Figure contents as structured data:
----------
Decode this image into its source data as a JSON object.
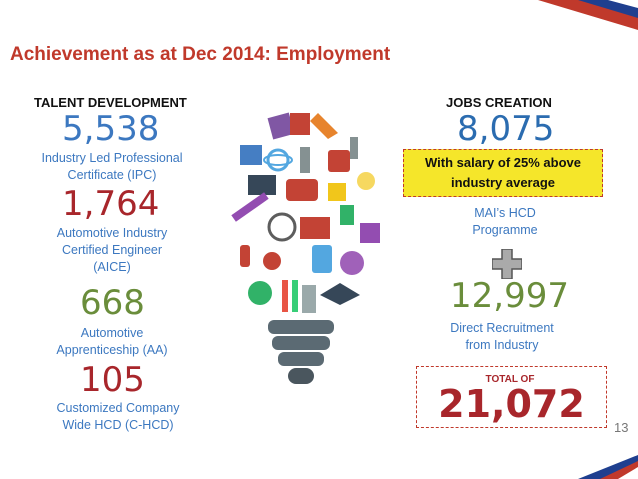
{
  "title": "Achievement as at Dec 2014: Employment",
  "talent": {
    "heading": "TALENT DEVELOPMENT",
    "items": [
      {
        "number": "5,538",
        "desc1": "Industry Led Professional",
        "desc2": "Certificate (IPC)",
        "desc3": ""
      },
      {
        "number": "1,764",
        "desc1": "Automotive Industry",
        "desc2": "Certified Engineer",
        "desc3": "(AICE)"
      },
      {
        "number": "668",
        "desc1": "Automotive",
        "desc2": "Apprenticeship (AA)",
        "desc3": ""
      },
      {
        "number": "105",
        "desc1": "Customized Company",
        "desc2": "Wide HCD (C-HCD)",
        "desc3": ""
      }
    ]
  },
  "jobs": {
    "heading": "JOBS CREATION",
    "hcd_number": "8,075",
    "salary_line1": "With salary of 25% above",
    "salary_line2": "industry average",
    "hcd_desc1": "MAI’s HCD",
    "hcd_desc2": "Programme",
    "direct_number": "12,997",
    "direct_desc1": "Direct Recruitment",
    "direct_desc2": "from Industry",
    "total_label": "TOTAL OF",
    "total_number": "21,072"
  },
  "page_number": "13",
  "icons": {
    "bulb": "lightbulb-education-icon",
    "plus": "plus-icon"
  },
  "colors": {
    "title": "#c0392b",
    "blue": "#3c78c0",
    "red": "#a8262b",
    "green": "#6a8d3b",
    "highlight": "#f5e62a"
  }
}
----------
_Task statement_
All the lines above are to be given again exactly as they read, with the pictures removed.

_Result of this task_
Decode this image into its source data as a JSON object.
{
  "title": "Achievement as at Dec 2014: Employment",
  "talent": {
    "heading": "TALENT DEVELOPMENT",
    "items": [
      {
        "number": "5,538",
        "desc1": "Industry Led Professional",
        "desc2": "Certificate (IPC)",
        "desc3": ""
      },
      {
        "number": "1,764",
        "desc1": "Automotive Industry",
        "desc2": "Certified Engineer",
        "desc3": "(AICE)"
      },
      {
        "number": "668",
        "desc1": "Automotive",
        "desc2": "Apprenticeship (AA)",
        "desc3": ""
      },
      {
        "number": "105",
        "desc1": "Customized Company",
        "desc2": "Wide HCD (C-HCD)",
        "desc3": ""
      }
    ]
  },
  "jobs": {
    "heading": "JOBS CREATION",
    "hcd_number": "8,075",
    "salary_line1": "With salary of 25% above",
    "salary_line2": "industry average",
    "hcd_desc1": "MAI’s HCD",
    "hcd_desc2": "Programme",
    "direct_number": "12,997",
    "direct_desc1": "Direct Recruitment",
    "direct_desc2": "from Industry",
    "total_label": "TOTAL OF",
    "total_number": "21,072"
  },
  "page_number": "13",
  "icons": {
    "bulb": "lightbulb-education-icon",
    "plus": "plus-icon"
  },
  "colors": {
    "title": "#c0392b",
    "blue": "#3c78c0",
    "red": "#a8262b",
    "green": "#6a8d3b",
    "highlight": "#f5e62a"
  }
}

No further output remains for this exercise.